RECORDS FOR THE EXERCISE:
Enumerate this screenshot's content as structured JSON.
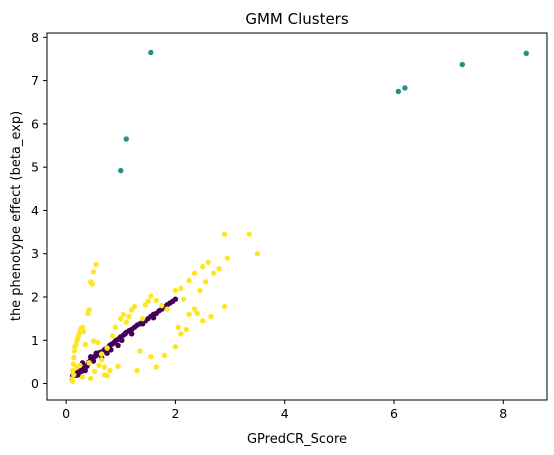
{
  "chart_data": {
    "type": "scatter",
    "title": "GMM Clusters",
    "xlabel": "GPredCR_Score",
    "ylabel": "the phenotype effect (beta_exp)",
    "xlim": [
      -0.35,
      8.8
    ],
    "ylim": [
      -0.38,
      8.1
    ],
    "xticks": [
      0,
      2,
      4,
      6,
      8
    ],
    "yticks": [
      0,
      1,
      2,
      3,
      4,
      5,
      6,
      7,
      8
    ],
    "grid": false,
    "legend": "none",
    "series": [
      {
        "color": "#440154",
        "points": [
          [
            0.12,
            0.18
          ],
          [
            0.15,
            0.22
          ],
          [
            0.18,
            0.19
          ],
          [
            0.2,
            0.25
          ],
          [
            0.22,
            0.2
          ],
          [
            0.25,
            0.3
          ],
          [
            0.28,
            0.28
          ],
          [
            0.3,
            0.32
          ],
          [
            0.32,
            0.35
          ],
          [
            0.35,
            0.38
          ],
          [
            0.38,
            0.4
          ],
          [
            0.4,
            0.45
          ],
          [
            0.42,
            0.5
          ],
          [
            0.45,
            0.55
          ],
          [
            0.48,
            0.58
          ],
          [
            0.5,
            0.6
          ],
          [
            0.52,
            0.62
          ],
          [
            0.55,
            0.65
          ],
          [
            0.58,
            0.68
          ],
          [
            0.6,
            0.7
          ],
          [
            0.62,
            0.72
          ],
          [
            0.65,
            0.68
          ],
          [
            0.68,
            0.75
          ],
          [
            0.7,
            0.78
          ],
          [
            0.72,
            0.8
          ],
          [
            0.75,
            0.82
          ],
          [
            0.78,
            0.85
          ],
          [
            0.8,
            0.88
          ],
          [
            0.82,
            0.9
          ],
          [
            0.85,
            0.92
          ],
          [
            0.88,
            0.95
          ],
          [
            0.9,
            0.98
          ],
          [
            0.92,
            1.0
          ],
          [
            0.95,
            1.02
          ],
          [
            0.98,
            1.05
          ],
          [
            1.0,
            1.08
          ],
          [
            1.05,
            1.12
          ],
          [
            1.08,
            1.15
          ],
          [
            1.1,
            1.18
          ],
          [
            1.15,
            1.22
          ],
          [
            1.2,
            1.25
          ],
          [
            1.25,
            1.3
          ],
          [
            1.3,
            1.35
          ],
          [
            1.35,
            1.38
          ],
          [
            1.4,
            1.42
          ],
          [
            1.45,
            1.45
          ],
          [
            1.5,
            1.5
          ],
          [
            1.55,
            1.55
          ],
          [
            1.6,
            1.6
          ],
          [
            1.65,
            1.62
          ],
          [
            1.7,
            1.68
          ],
          [
            1.75,
            1.72
          ],
          [
            1.8,
            1.78
          ],
          [
            1.85,
            1.82
          ],
          [
            1.9,
            1.86
          ],
          [
            1.95,
            1.9
          ],
          [
            2.0,
            1.95
          ],
          [
            0.3,
            0.48
          ],
          [
            0.45,
            0.62
          ],
          [
            0.55,
            0.7
          ],
          [
            0.65,
            0.6
          ],
          [
            0.5,
            0.52
          ],
          [
            0.35,
            0.3
          ],
          [
            1.2,
            1.15
          ],
          [
            1.4,
            1.38
          ],
          [
            1.6,
            1.52
          ],
          [
            0.75,
            0.7
          ],
          [
            0.82,
            0.78
          ],
          [
            0.95,
            0.88
          ],
          [
            1.02,
            1.0
          ]
        ]
      },
      {
        "color": "#21918c",
        "points": [
          [
            1.0,
            4.92
          ],
          [
            1.1,
            5.65
          ],
          [
            1.55,
            7.65
          ],
          [
            6.08,
            6.75
          ],
          [
            6.2,
            6.83
          ],
          [
            7.25,
            7.37
          ],
          [
            8.42,
            7.63
          ]
        ]
      },
      {
        "color": "#fde725",
        "points": [
          [
            0.1,
            0.1
          ],
          [
            0.12,
            0.3
          ],
          [
            0.13,
            0.45
          ],
          [
            0.14,
            0.6
          ],
          [
            0.15,
            0.75
          ],
          [
            0.16,
            0.85
          ],
          [
            0.18,
            0.9
          ],
          [
            0.2,
            1.0
          ],
          [
            0.22,
            1.08
          ],
          [
            0.24,
            1.15
          ],
          [
            0.26,
            1.22
          ],
          [
            0.28,
            1.28
          ],
          [
            0.3,
            1.3
          ],
          [
            0.12,
            0.05
          ],
          [
            0.14,
            0.2
          ],
          [
            0.2,
            0.38
          ],
          [
            0.25,
            0.42
          ],
          [
            0.3,
            0.15
          ],
          [
            0.35,
            0.9
          ],
          [
            0.4,
            1.62
          ],
          [
            0.42,
            1.7
          ],
          [
            0.45,
            2.35
          ],
          [
            0.48,
            2.3
          ],
          [
            0.5,
            2.58
          ],
          [
            0.55,
            2.75
          ],
          [
            0.52,
            0.28
          ],
          [
            0.6,
            0.42
          ],
          [
            0.65,
            0.55
          ],
          [
            0.45,
            0.12
          ],
          [
            0.7,
            0.2
          ],
          [
            0.8,
            0.3
          ],
          [
            0.65,
            0.68
          ],
          [
            0.75,
            0.82
          ],
          [
            0.5,
            0.98
          ],
          [
            0.85,
            1.1
          ],
          [
            0.9,
            1.3
          ],
          [
            1.0,
            1.5
          ],
          [
            1.05,
            1.6
          ],
          [
            1.1,
            1.42
          ],
          [
            1.15,
            1.55
          ],
          [
            1.2,
            1.7
          ],
          [
            1.25,
            1.78
          ],
          [
            1.4,
            1.5
          ],
          [
            1.45,
            1.82
          ],
          [
            1.5,
            1.9
          ],
          [
            1.55,
            2.02
          ],
          [
            1.65,
            1.92
          ],
          [
            1.75,
            1.8
          ],
          [
            1.85,
            1.72
          ],
          [
            2.0,
            2.15
          ],
          [
            2.1,
            2.2
          ],
          [
            2.15,
            1.95
          ],
          [
            2.25,
            2.38
          ],
          [
            2.35,
            2.55
          ],
          [
            2.5,
            2.7
          ],
          [
            2.6,
            2.8
          ],
          [
            2.7,
            2.55
          ],
          [
            2.8,
            2.65
          ],
          [
            2.95,
            2.9
          ],
          [
            2.9,
            3.45
          ],
          [
            3.35,
            3.45
          ],
          [
            3.5,
            3.0
          ],
          [
            2.55,
            2.35
          ],
          [
            2.45,
            2.15
          ],
          [
            2.25,
            1.6
          ],
          [
            2.35,
            1.72
          ],
          [
            2.05,
            1.3
          ],
          [
            2.1,
            1.15
          ],
          [
            2.2,
            1.25
          ],
          [
            2.5,
            1.45
          ],
          [
            2.65,
            1.55
          ],
          [
            2.9,
            1.78
          ],
          [
            1.55,
            0.62
          ],
          [
            1.65,
            0.38
          ],
          [
            1.3,
            0.3
          ],
          [
            0.75,
            0.18
          ],
          [
            0.95,
            0.4
          ],
          [
            0.42,
            0.48
          ],
          [
            0.58,
            0.95
          ],
          [
            0.32,
            1.2
          ],
          [
            1.8,
            0.65
          ],
          [
            2.0,
            0.85
          ],
          [
            2.4,
            1.62
          ],
          [
            1.35,
            0.75
          ],
          [
            0.7,
            0.38
          ]
        ]
      }
    ]
  }
}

DIRECTION:
Could you reproduce every record above exactly, leaving out the pictures?

ANSWER TO THE EXERCISE:
Enumerate this screenshot's content as structured JSON.
{
  "chart_data": {
    "type": "scatter",
    "title": "GMM Clusters",
    "xlabel": "GPredCR_Score",
    "ylabel": "the phenotype effect (beta_exp)",
    "xlim": [
      -0.35,
      8.8
    ],
    "ylim": [
      -0.38,
      8.1
    ],
    "xticks": [
      0,
      2,
      4,
      6,
      8
    ],
    "yticks": [
      0,
      1,
      2,
      3,
      4,
      5,
      6,
      7,
      8
    ],
    "grid": false,
    "legend": "none",
    "series": [
      {
        "color": "#440154",
        "points": [
          [
            0.12,
            0.18
          ],
          [
            0.15,
            0.22
          ],
          [
            0.18,
            0.19
          ],
          [
            0.2,
            0.25
          ],
          [
            0.22,
            0.2
          ],
          [
            0.25,
            0.3
          ],
          [
            0.28,
            0.28
          ],
          [
            0.3,
            0.32
          ],
          [
            0.32,
            0.35
          ],
          [
            0.35,
            0.38
          ],
          [
            0.38,
            0.4
          ],
          [
            0.4,
            0.45
          ],
          [
            0.42,
            0.5
          ],
          [
            0.45,
            0.55
          ],
          [
            0.48,
            0.58
          ],
          [
            0.5,
            0.6
          ],
          [
            0.52,
            0.62
          ],
          [
            0.55,
            0.65
          ],
          [
            0.58,
            0.68
          ],
          [
            0.6,
            0.7
          ],
          [
            0.62,
            0.72
          ],
          [
            0.65,
            0.68
          ],
          [
            0.68,
            0.75
          ],
          [
            0.7,
            0.78
          ],
          [
            0.72,
            0.8
          ],
          [
            0.75,
            0.82
          ],
          [
            0.78,
            0.85
          ],
          [
            0.8,
            0.88
          ],
          [
            0.82,
            0.9
          ],
          [
            0.85,
            0.92
          ],
          [
            0.88,
            0.95
          ],
          [
            0.9,
            0.98
          ],
          [
            0.92,
            1.0
          ],
          [
            0.95,
            1.02
          ],
          [
            0.98,
            1.05
          ],
          [
            1.0,
            1.08
          ],
          [
            1.05,
            1.12
          ],
          [
            1.08,
            1.15
          ],
          [
            1.1,
            1.18
          ],
          [
            1.15,
            1.22
          ],
          [
            1.2,
            1.25
          ],
          [
            1.25,
            1.3
          ],
          [
            1.3,
            1.35
          ],
          [
            1.35,
            1.38
          ],
          [
            1.4,
            1.42
          ],
          [
            1.45,
            1.45
          ],
          [
            1.5,
            1.5
          ],
          [
            1.55,
            1.55
          ],
          [
            1.6,
            1.6
          ],
          [
            1.65,
            1.62
          ],
          [
            1.7,
            1.68
          ],
          [
            1.75,
            1.72
          ],
          [
            1.8,
            1.78
          ],
          [
            1.85,
            1.82
          ],
          [
            1.9,
            1.86
          ],
          [
            1.95,
            1.9
          ],
          [
            2.0,
            1.95
          ],
          [
            0.3,
            0.48
          ],
          [
            0.45,
            0.62
          ],
          [
            0.55,
            0.7
          ],
          [
            0.65,
            0.6
          ],
          [
            0.5,
            0.52
          ],
          [
            0.35,
            0.3
          ],
          [
            1.2,
            1.15
          ],
          [
            1.4,
            1.38
          ],
          [
            1.6,
            1.52
          ],
          [
            0.75,
            0.7
          ],
          [
            0.82,
            0.78
          ],
          [
            0.95,
            0.88
          ],
          [
            1.02,
            1.0
          ]
        ]
      },
      {
        "color": "#21918c",
        "points": [
          [
            1.0,
            4.92
          ],
          [
            1.1,
            5.65
          ],
          [
            1.55,
            7.65
          ],
          [
            6.08,
            6.75
          ],
          [
            6.2,
            6.83
          ],
          [
            7.25,
            7.37
          ],
          [
            8.42,
            7.63
          ]
        ]
      },
      {
        "color": "#fde725",
        "points": [
          [
            0.1,
            0.1
          ],
          [
            0.12,
            0.3
          ],
          [
            0.13,
            0.45
          ],
          [
            0.14,
            0.6
          ],
          [
            0.15,
            0.75
          ],
          [
            0.16,
            0.85
          ],
          [
            0.18,
            0.9
          ],
          [
            0.2,
            1.0
          ],
          [
            0.22,
            1.08
          ],
          [
            0.24,
            1.15
          ],
          [
            0.26,
            1.22
          ],
          [
            0.28,
            1.28
          ],
          [
            0.3,
            1.3
          ],
          [
            0.12,
            0.05
          ],
          [
            0.14,
            0.2
          ],
          [
            0.2,
            0.38
          ],
          [
            0.25,
            0.42
          ],
          [
            0.3,
            0.15
          ],
          [
            0.35,
            0.9
          ],
          [
            0.4,
            1.62
          ],
          [
            0.42,
            1.7
          ],
          [
            0.45,
            2.35
          ],
          [
            0.48,
            2.3
          ],
          [
            0.5,
            2.58
          ],
          [
            0.55,
            2.75
          ],
          [
            0.52,
            0.28
          ],
          [
            0.6,
            0.42
          ],
          [
            0.65,
            0.55
          ],
          [
            0.45,
            0.12
          ],
          [
            0.7,
            0.2
          ],
          [
            0.8,
            0.3
          ],
          [
            0.65,
            0.68
          ],
          [
            0.75,
            0.82
          ],
          [
            0.5,
            0.98
          ],
          [
            0.85,
            1.1
          ],
          [
            0.9,
            1.3
          ],
          [
            1.0,
            1.5
          ],
          [
            1.05,
            1.6
          ],
          [
            1.1,
            1.42
          ],
          [
            1.15,
            1.55
          ],
          [
            1.2,
            1.7
          ],
          [
            1.25,
            1.78
          ],
          [
            1.4,
            1.5
          ],
          [
            1.45,
            1.82
          ],
          [
            1.5,
            1.9
          ],
          [
            1.55,
            2.02
          ],
          [
            1.65,
            1.92
          ],
          [
            1.75,
            1.8
          ],
          [
            1.85,
            1.72
          ],
          [
            2.0,
            2.15
          ],
          [
            2.1,
            2.2
          ],
          [
            2.15,
            1.95
          ],
          [
            2.25,
            2.38
          ],
          [
            2.35,
            2.55
          ],
          [
            2.5,
            2.7
          ],
          [
            2.6,
            2.8
          ],
          [
            2.7,
            2.55
          ],
          [
            2.8,
            2.65
          ],
          [
            2.95,
            2.9
          ],
          [
            2.9,
            3.45
          ],
          [
            3.35,
            3.45
          ],
          [
            3.5,
            3.0
          ],
          [
            2.55,
            2.35
          ],
          [
            2.45,
            2.15
          ],
          [
            2.25,
            1.6
          ],
          [
            2.35,
            1.72
          ],
          [
            2.05,
            1.3
          ],
          [
            2.1,
            1.15
          ],
          [
            2.2,
            1.25
          ],
          [
            2.5,
            1.45
          ],
          [
            2.65,
            1.55
          ],
          [
            2.9,
            1.78
          ],
          [
            1.55,
            0.62
          ],
          [
            1.65,
            0.38
          ],
          [
            1.3,
            0.3
          ],
          [
            0.75,
            0.18
          ],
          [
            0.95,
            0.4
          ],
          [
            0.42,
            0.48
          ],
          [
            0.58,
            0.95
          ],
          [
            0.32,
            1.2
          ],
          [
            1.8,
            0.65
          ],
          [
            2.0,
            0.85
          ],
          [
            2.4,
            1.62
          ],
          [
            1.35,
            0.75
          ],
          [
            0.7,
            0.38
          ]
        ]
      }
    ]
  }
}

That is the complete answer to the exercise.